** BEGIN DATASET CONTENT **

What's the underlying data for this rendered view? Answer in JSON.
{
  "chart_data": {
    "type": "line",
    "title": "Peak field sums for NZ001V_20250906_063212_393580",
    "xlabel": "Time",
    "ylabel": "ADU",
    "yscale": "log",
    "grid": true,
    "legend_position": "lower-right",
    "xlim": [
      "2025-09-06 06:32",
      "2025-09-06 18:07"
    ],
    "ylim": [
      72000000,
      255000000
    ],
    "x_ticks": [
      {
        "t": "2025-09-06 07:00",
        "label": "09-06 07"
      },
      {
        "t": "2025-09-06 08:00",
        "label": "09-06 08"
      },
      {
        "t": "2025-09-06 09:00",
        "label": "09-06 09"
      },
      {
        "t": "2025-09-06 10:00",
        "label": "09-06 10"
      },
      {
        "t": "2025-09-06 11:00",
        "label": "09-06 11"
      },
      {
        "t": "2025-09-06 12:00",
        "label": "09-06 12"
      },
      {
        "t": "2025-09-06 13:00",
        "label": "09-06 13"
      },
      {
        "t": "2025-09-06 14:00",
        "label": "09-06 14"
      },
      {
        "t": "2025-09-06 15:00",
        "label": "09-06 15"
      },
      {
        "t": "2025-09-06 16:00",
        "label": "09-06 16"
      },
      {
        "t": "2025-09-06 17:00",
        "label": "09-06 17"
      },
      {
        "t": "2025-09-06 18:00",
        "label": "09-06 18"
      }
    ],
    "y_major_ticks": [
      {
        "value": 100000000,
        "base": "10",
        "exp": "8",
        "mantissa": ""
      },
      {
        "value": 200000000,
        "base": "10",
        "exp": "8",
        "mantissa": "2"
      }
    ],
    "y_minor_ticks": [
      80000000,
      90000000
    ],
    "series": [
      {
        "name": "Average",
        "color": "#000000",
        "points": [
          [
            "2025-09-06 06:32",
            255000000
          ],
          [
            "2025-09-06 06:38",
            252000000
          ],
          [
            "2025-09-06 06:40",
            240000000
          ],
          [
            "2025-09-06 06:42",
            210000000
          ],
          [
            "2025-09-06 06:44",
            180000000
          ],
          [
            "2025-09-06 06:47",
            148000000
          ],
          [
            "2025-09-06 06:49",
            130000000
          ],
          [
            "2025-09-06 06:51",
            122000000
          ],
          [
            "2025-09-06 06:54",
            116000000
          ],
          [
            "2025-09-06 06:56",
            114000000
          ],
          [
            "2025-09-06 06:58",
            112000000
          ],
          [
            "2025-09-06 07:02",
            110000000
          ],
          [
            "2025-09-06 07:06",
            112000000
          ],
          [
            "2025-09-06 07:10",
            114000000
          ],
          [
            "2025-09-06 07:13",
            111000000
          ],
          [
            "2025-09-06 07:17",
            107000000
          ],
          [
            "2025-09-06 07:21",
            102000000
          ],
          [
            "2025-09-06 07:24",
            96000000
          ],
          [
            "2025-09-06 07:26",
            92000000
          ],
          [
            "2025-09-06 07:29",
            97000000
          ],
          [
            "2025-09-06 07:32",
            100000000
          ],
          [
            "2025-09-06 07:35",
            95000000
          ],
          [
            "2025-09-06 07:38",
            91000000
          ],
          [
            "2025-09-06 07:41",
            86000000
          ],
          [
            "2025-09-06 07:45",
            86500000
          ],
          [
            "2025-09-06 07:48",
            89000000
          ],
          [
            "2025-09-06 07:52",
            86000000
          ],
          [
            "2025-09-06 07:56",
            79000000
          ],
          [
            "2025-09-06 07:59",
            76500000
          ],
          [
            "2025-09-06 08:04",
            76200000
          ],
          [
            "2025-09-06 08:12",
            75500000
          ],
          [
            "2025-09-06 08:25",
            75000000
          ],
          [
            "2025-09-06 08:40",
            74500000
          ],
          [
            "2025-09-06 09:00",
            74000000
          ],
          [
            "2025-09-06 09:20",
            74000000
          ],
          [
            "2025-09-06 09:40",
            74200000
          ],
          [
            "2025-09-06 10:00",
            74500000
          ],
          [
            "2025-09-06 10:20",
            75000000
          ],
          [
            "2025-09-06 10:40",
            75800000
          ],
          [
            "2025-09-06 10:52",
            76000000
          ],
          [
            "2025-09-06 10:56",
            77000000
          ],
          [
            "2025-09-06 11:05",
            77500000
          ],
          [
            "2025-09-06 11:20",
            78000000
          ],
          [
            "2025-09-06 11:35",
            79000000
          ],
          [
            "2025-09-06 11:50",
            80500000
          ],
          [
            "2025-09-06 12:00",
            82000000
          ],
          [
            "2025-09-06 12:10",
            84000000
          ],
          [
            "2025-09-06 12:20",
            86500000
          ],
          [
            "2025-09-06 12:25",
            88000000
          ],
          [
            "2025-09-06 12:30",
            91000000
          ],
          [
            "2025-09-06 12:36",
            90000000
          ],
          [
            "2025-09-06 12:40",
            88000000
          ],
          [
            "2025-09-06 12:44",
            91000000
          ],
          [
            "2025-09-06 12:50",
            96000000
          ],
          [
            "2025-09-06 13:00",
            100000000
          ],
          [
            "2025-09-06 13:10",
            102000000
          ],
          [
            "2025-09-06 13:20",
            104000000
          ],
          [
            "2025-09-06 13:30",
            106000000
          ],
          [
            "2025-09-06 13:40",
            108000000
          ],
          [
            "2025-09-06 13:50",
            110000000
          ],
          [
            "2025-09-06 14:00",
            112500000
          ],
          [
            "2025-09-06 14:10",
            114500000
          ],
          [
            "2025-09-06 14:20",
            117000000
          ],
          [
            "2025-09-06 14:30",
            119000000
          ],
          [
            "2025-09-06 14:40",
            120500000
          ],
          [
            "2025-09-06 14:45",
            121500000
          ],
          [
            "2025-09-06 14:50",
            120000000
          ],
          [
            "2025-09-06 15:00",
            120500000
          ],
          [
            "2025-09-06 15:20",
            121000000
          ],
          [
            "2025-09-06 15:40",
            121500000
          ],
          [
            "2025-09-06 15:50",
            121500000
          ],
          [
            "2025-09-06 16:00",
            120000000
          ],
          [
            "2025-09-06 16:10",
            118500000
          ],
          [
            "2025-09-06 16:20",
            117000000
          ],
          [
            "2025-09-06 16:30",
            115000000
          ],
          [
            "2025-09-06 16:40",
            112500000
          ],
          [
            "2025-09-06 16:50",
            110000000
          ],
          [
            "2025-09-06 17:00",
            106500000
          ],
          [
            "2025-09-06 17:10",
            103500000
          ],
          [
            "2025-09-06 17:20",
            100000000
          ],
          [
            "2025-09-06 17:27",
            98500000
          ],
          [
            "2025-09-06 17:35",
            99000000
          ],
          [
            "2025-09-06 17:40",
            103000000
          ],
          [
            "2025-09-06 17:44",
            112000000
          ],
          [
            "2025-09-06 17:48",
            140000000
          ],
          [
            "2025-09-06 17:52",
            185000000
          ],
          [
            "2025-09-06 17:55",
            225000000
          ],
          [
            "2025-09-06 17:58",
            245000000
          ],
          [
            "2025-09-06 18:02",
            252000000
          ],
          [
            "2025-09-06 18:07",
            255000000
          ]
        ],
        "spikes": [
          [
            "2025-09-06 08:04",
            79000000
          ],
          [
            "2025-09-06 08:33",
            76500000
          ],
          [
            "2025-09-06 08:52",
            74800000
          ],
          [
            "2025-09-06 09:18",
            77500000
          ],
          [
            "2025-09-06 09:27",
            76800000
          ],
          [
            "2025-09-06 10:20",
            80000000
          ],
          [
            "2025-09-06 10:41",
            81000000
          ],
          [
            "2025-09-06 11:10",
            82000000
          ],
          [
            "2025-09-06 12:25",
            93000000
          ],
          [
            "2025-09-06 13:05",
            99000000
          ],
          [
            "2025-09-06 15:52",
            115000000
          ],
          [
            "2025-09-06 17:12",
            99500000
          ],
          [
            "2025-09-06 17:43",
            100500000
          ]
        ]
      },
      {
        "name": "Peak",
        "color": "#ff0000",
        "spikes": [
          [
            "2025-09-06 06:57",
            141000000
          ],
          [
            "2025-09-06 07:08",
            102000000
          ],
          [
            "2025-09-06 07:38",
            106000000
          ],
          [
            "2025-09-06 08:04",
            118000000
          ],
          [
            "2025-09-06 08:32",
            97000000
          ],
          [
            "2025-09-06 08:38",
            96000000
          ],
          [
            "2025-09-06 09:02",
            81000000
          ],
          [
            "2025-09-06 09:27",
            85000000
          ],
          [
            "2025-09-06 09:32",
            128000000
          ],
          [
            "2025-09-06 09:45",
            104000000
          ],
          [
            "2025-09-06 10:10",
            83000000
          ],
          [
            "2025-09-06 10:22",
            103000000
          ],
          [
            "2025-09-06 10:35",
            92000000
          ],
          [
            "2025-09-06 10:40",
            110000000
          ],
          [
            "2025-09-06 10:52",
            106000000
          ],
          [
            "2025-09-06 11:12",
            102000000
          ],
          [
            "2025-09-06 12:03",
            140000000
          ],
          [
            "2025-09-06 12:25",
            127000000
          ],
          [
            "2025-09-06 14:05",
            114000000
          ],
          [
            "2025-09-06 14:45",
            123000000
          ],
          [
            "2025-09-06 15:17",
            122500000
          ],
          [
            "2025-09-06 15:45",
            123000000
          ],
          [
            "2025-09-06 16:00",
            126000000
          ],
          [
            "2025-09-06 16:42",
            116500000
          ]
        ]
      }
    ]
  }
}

** END DATASET CONTENT **

## STATED TASK:
Report every line in the data above in which the word "Peak" appears.

## ANSWER FOR THIS EXERCISE:
    "title": "Peak field sums for NZ001V_20250906_063212_393580",
        "name": "Peak",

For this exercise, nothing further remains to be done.